>> Begin

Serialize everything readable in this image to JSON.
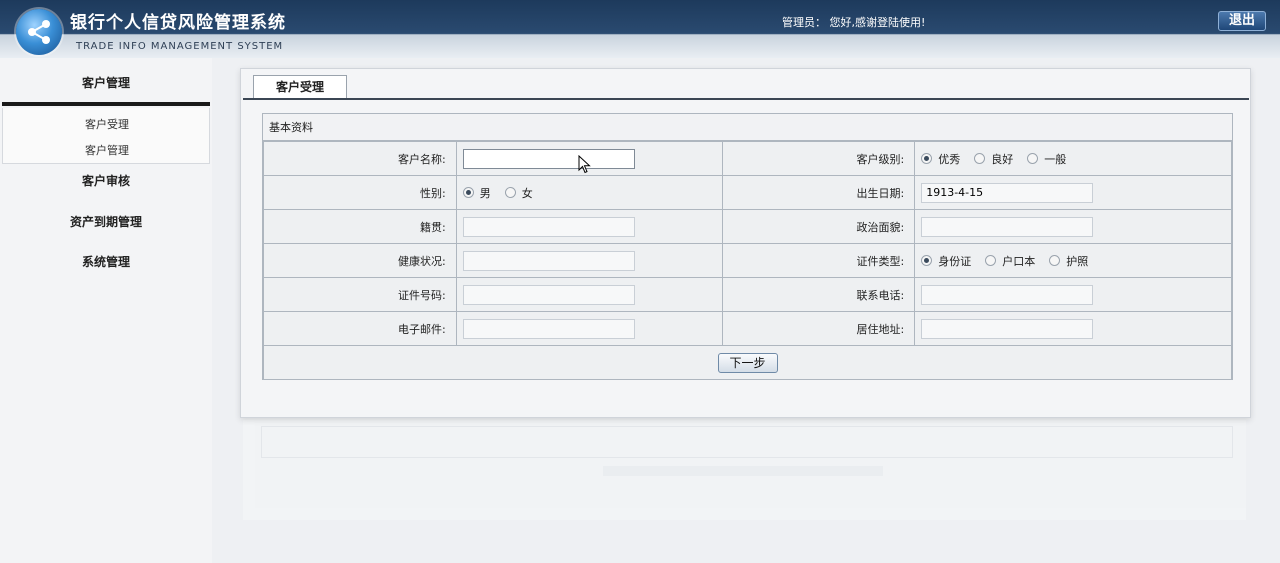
{
  "header": {
    "title": "银行个人信贷风险管理系统",
    "subtitle": "TRADE INFO MANAGEMENT SYSTEM",
    "welcome": "管理员： 您好,感谢登陆使用!",
    "logout_label": "退出"
  },
  "sidebar": {
    "menu": [
      {
        "label": "客户管理"
      },
      {
        "label": "客户审核"
      },
      {
        "label": "资产到期管理"
      },
      {
        "label": "系统管理"
      }
    ],
    "submenu": [
      {
        "label": "客户受理"
      },
      {
        "label": "客户管理"
      }
    ]
  },
  "main": {
    "tab_label": "客户受理",
    "section_title": "基本资料",
    "fields": {
      "customer_name": {
        "label": "客户名称:",
        "value": ""
      },
      "customer_level": {
        "label": "客户级别:",
        "options": [
          "优秀",
          "良好",
          "一般"
        ],
        "selected": "优秀"
      },
      "gender": {
        "label": "性别:",
        "options": [
          "男",
          "女"
        ],
        "selected": "男"
      },
      "birth_date": {
        "label": "出生日期:",
        "value": "1913-4-15"
      },
      "native_place": {
        "label": "籍贯:",
        "value": ""
      },
      "political_status": {
        "label": "政治面貌:",
        "value": ""
      },
      "health": {
        "label": "健康状况:",
        "value": ""
      },
      "id_type": {
        "label": "证件类型:",
        "options": [
          "身份证",
          "户口本",
          "护照"
        ],
        "selected": "身份证"
      },
      "id_number": {
        "label": "证件号码:",
        "value": ""
      },
      "phone": {
        "label": "联系电话:",
        "value": ""
      },
      "email": {
        "label": "电子邮件:",
        "value": ""
      },
      "address": {
        "label": "居住地址:",
        "value": ""
      }
    },
    "next_label": "下一步"
  }
}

>> End

[Instructions for the task]: Write out every line above exactly as it is, leaving out the pictures.

[Written solution]:
Serialize everything readable in this image to JSON.
{
  "header": {
    "title": "银行个人信贷风险管理系统",
    "subtitle": "TRADE INFO MANAGEMENT SYSTEM",
    "welcome": "管理员： 您好,感谢登陆使用!",
    "logout_label": "退出"
  },
  "sidebar": {
    "menu": [
      {
        "label": "客户管理"
      },
      {
        "label": "客户审核"
      },
      {
        "label": "资产到期管理"
      },
      {
        "label": "系统管理"
      }
    ],
    "submenu": [
      {
        "label": "客户受理"
      },
      {
        "label": "客户管理"
      }
    ]
  },
  "main": {
    "tab_label": "客户受理",
    "section_title": "基本资料",
    "fields": {
      "customer_name": {
        "label": "客户名称:",
        "value": ""
      },
      "customer_level": {
        "label": "客户级别:",
        "options": [
          "优秀",
          "良好",
          "一般"
        ],
        "selected": "优秀"
      },
      "gender": {
        "label": "性别:",
        "options": [
          "男",
          "女"
        ],
        "selected": "男"
      },
      "birth_date": {
        "label": "出生日期:",
        "value": "1913-4-15"
      },
      "native_place": {
        "label": "籍贯:",
        "value": ""
      },
      "political_status": {
        "label": "政治面貌:",
        "value": ""
      },
      "health": {
        "label": "健康状况:",
        "value": ""
      },
      "id_type": {
        "label": "证件类型:",
        "options": [
          "身份证",
          "户口本",
          "护照"
        ],
        "selected": "身份证"
      },
      "id_number": {
        "label": "证件号码:",
        "value": ""
      },
      "phone": {
        "label": "联系电话:",
        "value": ""
      },
      "email": {
        "label": "电子邮件:",
        "value": ""
      },
      "address": {
        "label": "居住地址:",
        "value": ""
      }
    },
    "next_label": "下一步"
  }
}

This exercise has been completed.